SOURCE MATERIAL:

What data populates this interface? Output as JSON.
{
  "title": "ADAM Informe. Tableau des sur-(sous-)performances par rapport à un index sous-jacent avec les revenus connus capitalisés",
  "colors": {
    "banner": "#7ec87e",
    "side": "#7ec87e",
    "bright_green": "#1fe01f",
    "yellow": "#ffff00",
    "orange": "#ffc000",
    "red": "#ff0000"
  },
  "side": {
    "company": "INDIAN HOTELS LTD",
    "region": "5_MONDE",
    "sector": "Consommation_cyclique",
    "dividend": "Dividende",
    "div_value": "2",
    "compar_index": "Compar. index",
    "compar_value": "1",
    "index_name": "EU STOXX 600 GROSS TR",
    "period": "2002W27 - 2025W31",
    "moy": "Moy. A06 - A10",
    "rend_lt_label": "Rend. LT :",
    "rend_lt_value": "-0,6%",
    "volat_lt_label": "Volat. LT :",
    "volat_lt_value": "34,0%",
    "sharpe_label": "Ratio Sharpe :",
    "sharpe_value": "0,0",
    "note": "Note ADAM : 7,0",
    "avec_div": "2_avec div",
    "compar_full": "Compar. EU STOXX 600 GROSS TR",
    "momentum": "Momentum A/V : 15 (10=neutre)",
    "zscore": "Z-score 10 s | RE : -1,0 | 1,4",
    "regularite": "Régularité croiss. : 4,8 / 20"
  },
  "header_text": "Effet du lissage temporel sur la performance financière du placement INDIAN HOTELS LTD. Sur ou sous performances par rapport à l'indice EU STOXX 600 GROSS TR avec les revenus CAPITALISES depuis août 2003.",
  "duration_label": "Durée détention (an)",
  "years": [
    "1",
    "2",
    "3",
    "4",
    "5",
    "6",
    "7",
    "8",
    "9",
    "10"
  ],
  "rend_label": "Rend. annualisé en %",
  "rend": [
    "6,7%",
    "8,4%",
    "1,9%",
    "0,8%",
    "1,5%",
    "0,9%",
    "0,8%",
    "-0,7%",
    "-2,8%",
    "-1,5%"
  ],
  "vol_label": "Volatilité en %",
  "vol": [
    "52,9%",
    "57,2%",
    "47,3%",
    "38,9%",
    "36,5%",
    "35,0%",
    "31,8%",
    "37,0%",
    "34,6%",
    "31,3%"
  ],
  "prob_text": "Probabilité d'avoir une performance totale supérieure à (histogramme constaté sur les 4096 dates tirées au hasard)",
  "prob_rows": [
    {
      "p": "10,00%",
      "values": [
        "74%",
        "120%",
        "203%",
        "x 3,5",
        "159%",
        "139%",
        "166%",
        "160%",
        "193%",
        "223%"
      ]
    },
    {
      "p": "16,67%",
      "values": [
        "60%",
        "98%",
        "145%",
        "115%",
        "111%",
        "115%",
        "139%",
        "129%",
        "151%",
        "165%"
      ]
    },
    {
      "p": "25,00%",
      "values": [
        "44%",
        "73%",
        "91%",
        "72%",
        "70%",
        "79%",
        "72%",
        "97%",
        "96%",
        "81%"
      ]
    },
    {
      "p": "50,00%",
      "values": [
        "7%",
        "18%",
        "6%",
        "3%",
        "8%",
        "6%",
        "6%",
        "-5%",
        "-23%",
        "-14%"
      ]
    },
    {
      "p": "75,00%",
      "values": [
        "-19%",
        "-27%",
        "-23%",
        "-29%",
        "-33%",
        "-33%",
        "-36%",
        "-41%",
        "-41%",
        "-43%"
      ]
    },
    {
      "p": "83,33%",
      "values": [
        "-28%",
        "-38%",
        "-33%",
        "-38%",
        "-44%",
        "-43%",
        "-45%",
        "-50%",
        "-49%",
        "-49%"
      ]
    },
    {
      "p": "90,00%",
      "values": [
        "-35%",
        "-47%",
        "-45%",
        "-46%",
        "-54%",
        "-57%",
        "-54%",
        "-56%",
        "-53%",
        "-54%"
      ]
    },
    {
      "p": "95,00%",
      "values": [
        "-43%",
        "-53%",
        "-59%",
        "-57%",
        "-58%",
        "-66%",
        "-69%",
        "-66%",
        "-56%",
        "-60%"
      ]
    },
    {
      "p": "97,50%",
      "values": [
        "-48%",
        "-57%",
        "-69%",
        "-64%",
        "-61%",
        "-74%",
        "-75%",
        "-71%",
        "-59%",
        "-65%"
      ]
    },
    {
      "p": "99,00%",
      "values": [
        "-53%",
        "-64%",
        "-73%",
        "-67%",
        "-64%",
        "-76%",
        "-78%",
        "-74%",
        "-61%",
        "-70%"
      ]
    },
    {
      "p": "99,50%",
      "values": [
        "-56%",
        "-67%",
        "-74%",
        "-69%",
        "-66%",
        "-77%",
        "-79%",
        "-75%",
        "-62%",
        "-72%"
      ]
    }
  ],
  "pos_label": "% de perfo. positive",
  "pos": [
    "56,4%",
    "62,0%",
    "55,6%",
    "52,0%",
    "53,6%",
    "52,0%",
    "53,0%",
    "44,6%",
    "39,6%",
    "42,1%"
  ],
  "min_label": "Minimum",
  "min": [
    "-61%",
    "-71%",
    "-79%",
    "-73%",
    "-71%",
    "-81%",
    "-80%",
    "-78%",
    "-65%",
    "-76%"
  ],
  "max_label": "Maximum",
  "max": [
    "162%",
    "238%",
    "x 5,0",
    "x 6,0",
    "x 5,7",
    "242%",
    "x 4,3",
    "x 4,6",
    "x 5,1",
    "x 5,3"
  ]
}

PROBLEM DETAILS:
Make an exact copy of every line in the data.

SOLUTION FOR THIS TASK:
What data populates this interface? Output as JSON.
{
  "title": "ADAM Informe. Tableau des sur-(sous-)performances par rapport à un index sous-jacent avec les revenus connus capitalisés",
  "colors": {
    "banner": "#7ec87e",
    "side": "#7ec87e",
    "bright_green": "#1fe01f",
    "yellow": "#ffff00",
    "orange": "#ffc000",
    "red": "#ff0000"
  },
  "side": {
    "company": "INDIAN HOTELS LTD",
    "region": "5_MONDE",
    "sector": "Consommation_cyclique",
    "dividend": "Dividende",
    "div_value": "2",
    "compar_index": "Compar. index",
    "compar_value": "1",
    "index_name": "EU STOXX 600 GROSS TR",
    "period": "2002W27 - 2025W31",
    "moy": "Moy. A06 - A10",
    "rend_lt_label": "Rend. LT :",
    "rend_lt_value": "-0,6%",
    "volat_lt_label": "Volat. LT :",
    "volat_lt_value": "34,0%",
    "sharpe_label": "Ratio Sharpe :",
    "sharpe_value": "0,0",
    "note": "Note ADAM : 7,0",
    "avec_div": "2_avec div",
    "compar_full": "Compar. EU STOXX 600 GROSS TR",
    "momentum": "Momentum A/V : 15 (10=neutre)",
    "zscore": "Z-score 10 s | RE : -1,0 | 1,4",
    "regularite": "Régularité croiss. : 4,8 / 20"
  },
  "header_text": "Effet du lissage temporel sur la performance financière du placement INDIAN HOTELS LTD. Sur ou sous performances par rapport à l'indice EU STOXX 600 GROSS TR avec les revenus CAPITALISES depuis août 2003.",
  "duration_label": "Durée détention (an)",
  "years": [
    "1",
    "2",
    "3",
    "4",
    "5",
    "6",
    "7",
    "8",
    "9",
    "10"
  ],
  "rend_label": "Rend. annualisé en %",
  "rend": [
    "6,7%",
    "8,4%",
    "1,9%",
    "0,8%",
    "1,5%",
    "0,9%",
    "0,8%",
    "-0,7%",
    "-2,8%",
    "-1,5%"
  ],
  "vol_label": "Volatilité en %",
  "vol": [
    "52,9%",
    "57,2%",
    "47,3%",
    "38,9%",
    "36,5%",
    "35,0%",
    "31,8%",
    "37,0%",
    "34,6%",
    "31,3%"
  ],
  "prob_text": "Probabilité d'avoir une performance totale supérieure à (histogramme constaté sur les 4096 dates tirées au hasard)",
  "prob_rows": [
    {
      "p": "10,00%",
      "values": [
        "74%",
        "120%",
        "203%",
        "x 3,5",
        "159%",
        "139%",
        "166%",
        "160%",
        "193%",
        "223%"
      ]
    },
    {
      "p": "16,67%",
      "values": [
        "60%",
        "98%",
        "145%",
        "115%",
        "111%",
        "115%",
        "139%",
        "129%",
        "151%",
        "165%"
      ]
    },
    {
      "p": "25,00%",
      "values": [
        "44%",
        "73%",
        "91%",
        "72%",
        "70%",
        "79%",
        "72%",
        "97%",
        "96%",
        "81%"
      ]
    },
    {
      "p": "50,00%",
      "values": [
        "7%",
        "18%",
        "6%",
        "3%",
        "8%",
        "6%",
        "6%",
        "-5%",
        "-23%",
        "-14%"
      ]
    },
    {
      "p": "75,00%",
      "values": [
        "-19%",
        "-27%",
        "-23%",
        "-29%",
        "-33%",
        "-33%",
        "-36%",
        "-41%",
        "-41%",
        "-43%"
      ]
    },
    {
      "p": "83,33%",
      "values": [
        "-28%",
        "-38%",
        "-33%",
        "-38%",
        "-44%",
        "-43%",
        "-45%",
        "-50%",
        "-49%",
        "-49%"
      ]
    },
    {
      "p": "90,00%",
      "values": [
        "-35%",
        "-47%",
        "-45%",
        "-46%",
        "-54%",
        "-57%",
        "-54%",
        "-56%",
        "-53%",
        "-54%"
      ]
    },
    {
      "p": "95,00%",
      "values": [
        "-43%",
        "-53%",
        "-59%",
        "-57%",
        "-58%",
        "-66%",
        "-69%",
        "-66%",
        "-56%",
        "-60%"
      ]
    },
    {
      "p": "97,50%",
      "values": [
        "-48%",
        "-57%",
        "-69%",
        "-64%",
        "-61%",
        "-74%",
        "-75%",
        "-71%",
        "-59%",
        "-65%"
      ]
    },
    {
      "p": "99,00%",
      "values": [
        "-53%",
        "-64%",
        "-73%",
        "-67%",
        "-64%",
        "-76%",
        "-78%",
        "-74%",
        "-61%",
        "-70%"
      ]
    },
    {
      "p": "99,50%",
      "values": [
        "-56%",
        "-67%",
        "-74%",
        "-69%",
        "-66%",
        "-77%",
        "-79%",
        "-75%",
        "-62%",
        "-72%"
      ]
    }
  ],
  "pos_label": "% de perfo. positive",
  "pos": [
    "56,4%",
    "62,0%",
    "55,6%",
    "52,0%",
    "53,6%",
    "52,0%",
    "53,0%",
    "44,6%",
    "39,6%",
    "42,1%"
  ],
  "min_label": "Minimum",
  "min": [
    "-61%",
    "-71%",
    "-79%",
    "-73%",
    "-71%",
    "-81%",
    "-80%",
    "-78%",
    "-65%",
    "-76%"
  ],
  "max_label": "Maximum",
  "max": [
    "162%",
    "238%",
    "x 5,0",
    "x 6,0",
    "x 5,7",
    "242%",
    "x 4,3",
    "x 4,6",
    "x 5,1",
    "x 5,3"
  ]
}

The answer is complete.